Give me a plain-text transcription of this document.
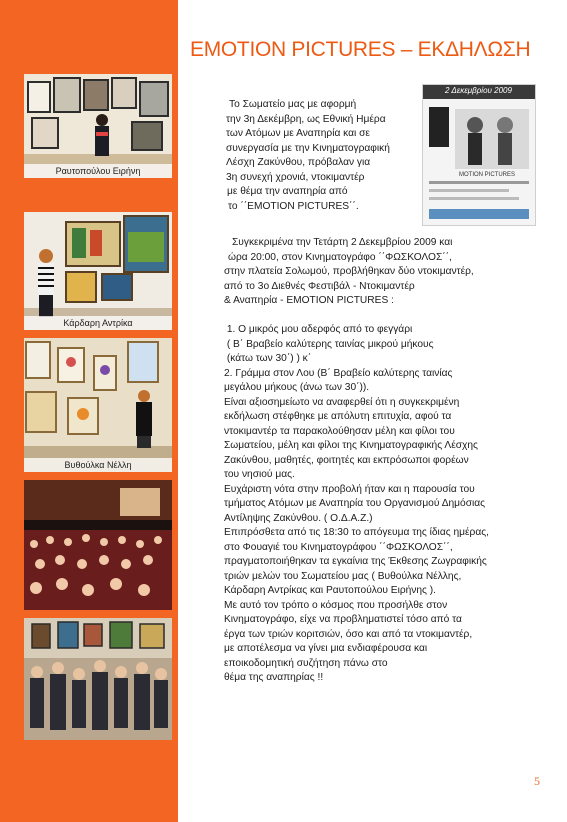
EMOTION PICTURES – ΕΚΔΗΛΩΣΗ
Ραυτοπούλου Ειρήνη
Κάρδαρη Αντρίκα
Βυθούλκα Νέλλη
2 Δεκεμβρίου 2009
MOTION PICTURES
Το Σωματείο μας με αφορμή
την 3η Δεκέμβρη, ως Εθνική Ημέρα
των Ατόμων με Αναπηρία και σε
συνεργασία με την Κινηματογραφική
Λέσχη Ζακύνθου, πρόβαλαν για
3η συνεχή χρονιά, ντοκιμαντέρ
με θέμα την αναπηρία από
το ΄΄EMOTION PICTURES΄΄.
Συγκεκριμένα την Τετάρτη 2 Δεκεμβρίου 2009 και
ώρα 20:00, στον Κινηματογράφο ΄΄ΦΩΣΚΟΛΟΣ΄΄,
στην πλατεία Σολωμού, προβλήθηκαν δύο ντοκιμαντέρ,
από το 3ο Διεθνές Φεστιβάλ - Ντοκιμαντέρ
& Αναπηρία - EMOTION PICTURES :

1. Ο μικρός μου αδερφός από το φεγγάρι
( Β΄ Βραβείο καλύτερης ταινίας μικρού μήκους
(κάτω των 30΄) ) κ΄
2. Γράμμα στον Λου (Β΄ Βραβείο καλύτερης ταινίας
μεγάλου μήκους (άνω των 30΄)).
Είναι αξιοσημείωτο να αναφερθεί ότι η συγκεκριμένη
εκδήλωση στέφθηκε με απόλυτη επιτυχία, αφού τα
ντοκιμαντέρ τα παρακολούθησαν μέλη και φίλοι του
Σωματείου, μέλη και φίλοι της Κινηματογραφικής Λέσχης
Ζακύνθου, μαθητές, φοιτητές και εκπρόσωποι φορέων
του νησιού μας.
Ευχάριστη νότα στην προβολή ήταν και η παρουσία του
τμήματος Ατόμων με Αναπηρία του Οργανισμού Δημόσιας
Αντίληψης Ζακύνθου. ( Ο.Δ.Α.Ζ.)
Επιπρόσθετα από τις 18:30 το απόγευμα της ίδιας ημέρας,
στο Φουαγιέ του Κινηματογράφου ΄΄ΦΩΣΚΟΛΟΣ΄΄,
πραγματοποιήθηκαν τα εγκαίνια της Έκθεσης Ζωγραφικής
τριών μελών του Σωματείου μας ( Βυθούλκα Νέλλης,
Κάρδαρη Αντρίκας και Ραυτοπούλου Ειρήνης ).
Με αυτό τον τρόπο ο κόσμος που προσήλθε στον
Κινηματογράφο, είχε να προβληματιστεί τόσο από τα
έργα των τριών κοριτσιών, όσο και από τα ντοκιμαντέρ,
με αποτέλεσμα να γίνει μια ενδιαφέρουσα και
εποικοδομητική συζήτηση πάνω στο
θέμα της αναπηρίας !!
5
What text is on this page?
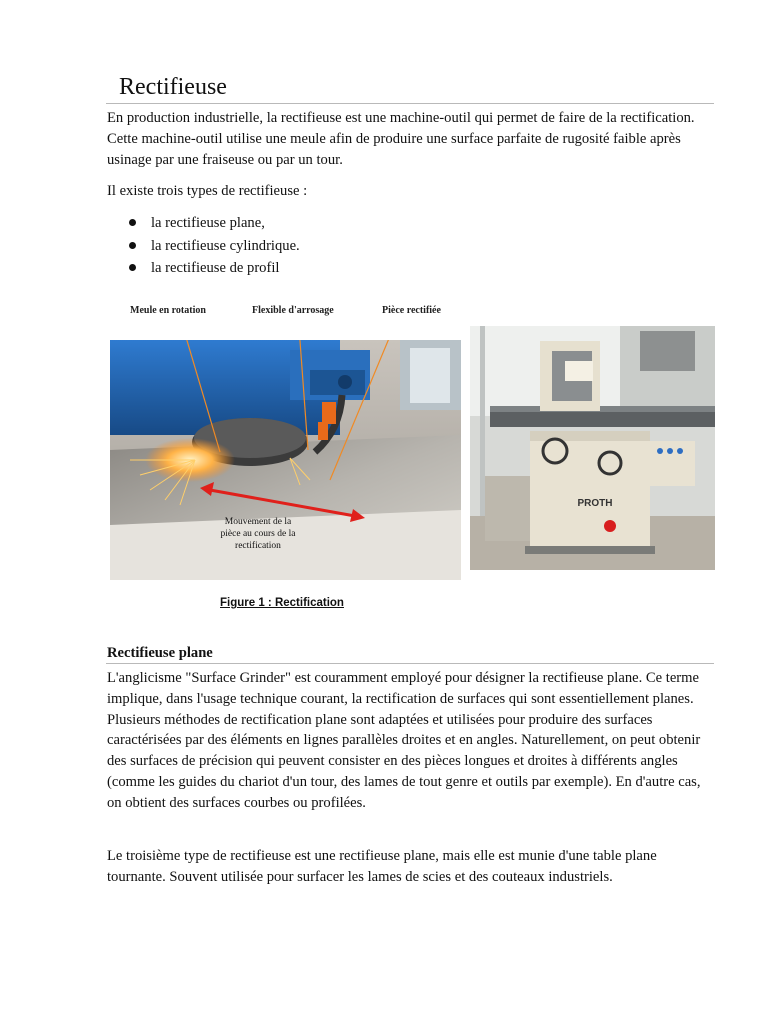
Rectifieuse

En production industrielle, la rectifieuse est une machine-outil qui permet de faire de la rectification. Cette machine-outil utilise une meule afin de produire une surface parfaite de rugosité faible après usinage par une fraiseuse ou par un tour.

Il existe trois types de rectifieuse :

la rectifieuse plane,
la rectifieuse cylindrique.
la rectifieuse de profil
Meule en rotation	Flexible d'arrosage	Pièce rectifiée
Mouvement de la
pièce au cours de la
rectification
PROTH
Figure 1 : Rectification
Rectifieuse plane

L'anglicisme "Surface Grinder" est couramment employé pour désigner la rectifieuse plane. Ce terme implique, dans l'usage technique courant, la rectification de surfaces qui sont essentiellement planes. Plusieurs méthodes de rectification plane sont adaptées et utilisées pour produire des surfaces caractérisées par des éléments en lignes parallèles droites et en angles. Naturellement, on peut obtenir des surfaces de précision qui peuvent consister en des pièces longues et droites à différents angles (comme les guides du chariot d'un tour, des lames de tout genre et outils par exemple). En d'autre cas, on obtient des surfaces courbes ou profilées.

Le troisième type de rectifieuse est une rectifieuse plane, mais elle est munie d'une table plane tournante. Souvent utilisée pour surfacer les lames de scies et des couteaux industriels.
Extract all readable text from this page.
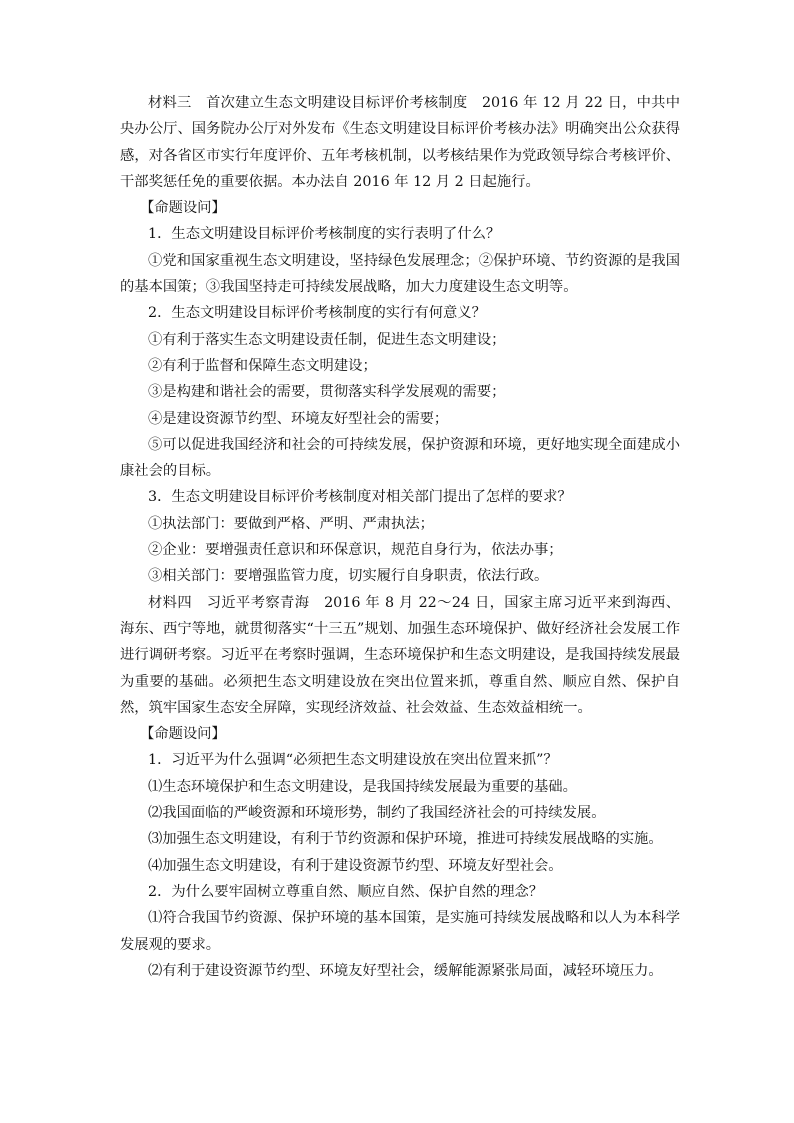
材料三　首次建立生态文明建设目标评价考核制度　2016 年 12 月 22 日，中共中央办公厅、国务院办公厅对外发布《生态文明建设目标评价考核办法》明确突出公众获得感，对各省区市实行年度评价、五年考核机制，以考核结果作为党政领导综合考核评价、干部奖惩任免的重要依据。本办法自 2016 年 12 月 2 日起施行。

【命题设问】

1．生态文明建设目标评价考核制度的实行表明了什么？

①党和国家重视生态文明建设，坚持绿色发展理念；②保护环境、节约资源的是我国的基本国策；③我国坚持走可持续发展战略，加大力度建设生态文明等。

2．生态文明建设目标评价考核制度的实行有何意义？

①有利于落实生态文明建设责任制，促进生态文明建设；

②有利于监督和保障生态文明建设；

③是构建和谐社会的需要，贯彻落实科学发展观的需要；

④是建设资源节约型、环境友好型社会的需要；

⑤可以促进我国经济和社会的可持续发展，保护资源和环境，更好地实现全面建成小康社会的目标。

3．生态文明建设目标评价考核制度对相关部门提出了怎样的要求？

①执法部门：要做到严格、严明、严肃执法；

②企业：要增强责任意识和环保意识，规范自身行为，依法办事；

③相关部门：要增强监管力度，切实履行自身职责，依法行政。

材料四　习近平考察青海　2016 年 8 月 22～24 日，国家主席习近平来到海西、海东、西宁等地，就贯彻落实“十三五”规划、加强生态环境保护、做好经济社会发展工作进行调研考察。习近平在考察时强调，生态环境保护和生态文明建设，是我国持续发展最为重要的基础。必须把生态文明建设放在突出位置来抓，尊重自然、顺应自然、保护自然，筑牢国家生态安全屏障，实现经济效益、社会效益、生态效益相统一。

【命题设问】

1．习近平为什么强调“必须把生态文明建设放在突出位置来抓”？

⑴生态环境保护和生态文明建设，是我国持续发展最为重要的基础。

⑵我国面临的严峻资源和环境形势，制约了我国经济社会的可持续发展。

⑶加强生态文明建设，有利于节约资源和保护环境，推进可持续发展战略的实施。

⑷加强生态文明建设，有利于建设资源节约型、环境友好型社会。

2．为什么要牢固树立尊重自然、顺应自然、保护自然的理念？

⑴符合我国节约资源、保护环境的基本国策，是实施可持续发展战略和以人为本科学发展观的要求。

⑵有利于建设资源节约型、环境友好型社会，缓解能源紧张局面，减轻环境压力。
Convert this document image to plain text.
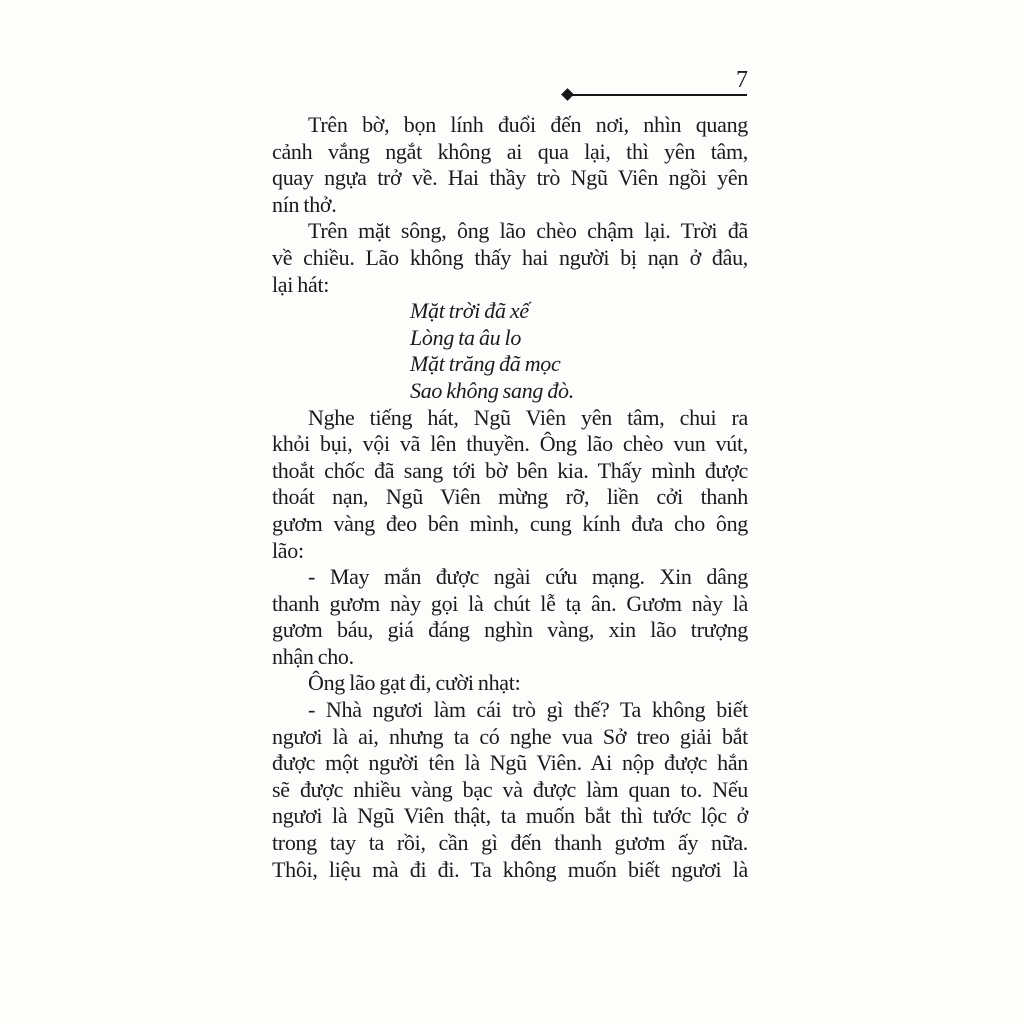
7
Trên bờ, bọn lính đuổi đến nơi, nhìn quang
cảnh vắng ngắt không ai qua lại, thì yên tâm,
quay ngựa trở về. Hai thầy trò Ngũ Viên ngồi yên
nín thở.
Trên mặt sông, ông lão chèo chậm lại. Trời đã
về chiều. Lão không thấy hai người bị nạn ở đâu,
lại hát:
Mặt trời đã xế
Lòng ta âu lo
Mặt trăng đã mọc
Sao không sang đò.
Nghe tiếng hát, Ngũ Viên yên tâm, chui ra
khỏi bụi, vội vã lên thuyền. Ông lão chèo vun vút,
thoắt chốc đã sang tới bờ bên kia. Thấy mình được
thoát nạn, Ngũ Viên mừng rỡ, liền cởi thanh
gươm vàng đeo bên mình, cung kính đưa cho ông
lão:
- May mắn được ngài cứu mạng. Xin dâng
thanh gươm này gọi là chút lễ tạ ân. Gươm này là
gươm báu, giá đáng nghìn vàng, xin lão trượng
nhận cho.
Ông lão gạt đi, cười nhạt:
- Nhà ngươi làm cái trò gì thế? Ta không biết
ngươi là ai, nhưng ta có nghe vua Sở treo giải bắt
được một người tên là Ngũ Viên. Ai nộp được hắn
sẽ được nhiều vàng bạc và được làm quan to. Nếu
ngươi là Ngũ Viên thật, ta muốn bắt thì tước lộc ở
trong tay ta rồi, cần gì đến thanh gươm ấy nữa.
Thôi, liệu mà đi đi. Ta không muốn biết ngươi là
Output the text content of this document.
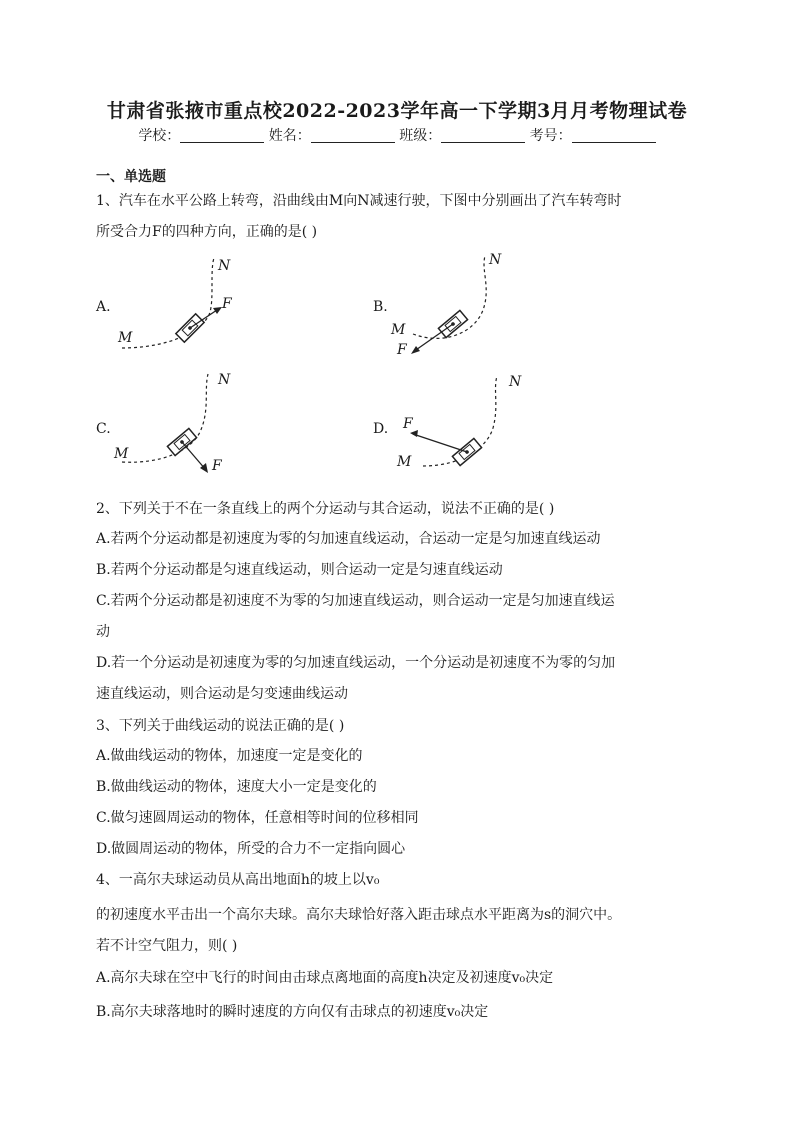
甘肃省张掖市重点校2022-2023学年高一下学期3月月考物理试卷
学校：	姓名：	班级：	考号：
一、单选题
1、汽车在水平公路上转弯，沿曲线由M向N减速行驶，下图中分别画出了汽车转弯时
所受合力F的四种方向，正确的是( )
A.	B.
C.	D.
N
F
M
N
M
F
N
M
F
N
F
M
2、下列关于不在一条直线上的两个分运动与其合运动，说法不正确的是( )
A.若两个分运动都是初速度为零的匀加速直线运动，合运动一定是匀加速直线运动
B.若两个分运动都是匀速直线运动，则合运动一定是匀速直线运动
C.若两个分运动都是初速度不为零的匀加速直线运动，则合运动一定是匀加速直线运
动
D.若一个分运动是初速度为零的匀加速直线运动，一个分运动是初速度不为零的匀加
速直线运动，则合运动是匀变速曲线运动
3、下列关于曲线运动的说法正确的是( )
A.做曲线运动的物体，加速度一定是变化的
B.做曲线运动的物体，速度大小一定是变化的
C.做匀速圆周运动的物体，任意相等时间的位移相同
D.做圆周运动的物体，所受的合力不一定指向圆心
4、一高尔夫球运动员从高出地面h的坡上以v₀
的初速度水平击出一个高尔夫球。高尔夫球恰好落入距击球点水平距离为s的洞穴中。
若不计空气阻力，则( )
A.高尔夫球在空中飞行的时间由击球点离地面的高度h决定及初速度v₀决定
B.高尔夫球落地时的瞬时速度的方向仅有击球点的初速度v₀决定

__To do__: Read the entries and show each line that mentions "ΦΩΣΚΟΛΟΣ".

__Output below__:
ώρα 20:00, στον Κινηματογράφο ΄΄ΦΩΣΚΟΛΟΣ΄΄,
στο Φουαγιέ του Κινηματογράφου ΄΄ΦΩΣΚΟΛΟΣ΄΄,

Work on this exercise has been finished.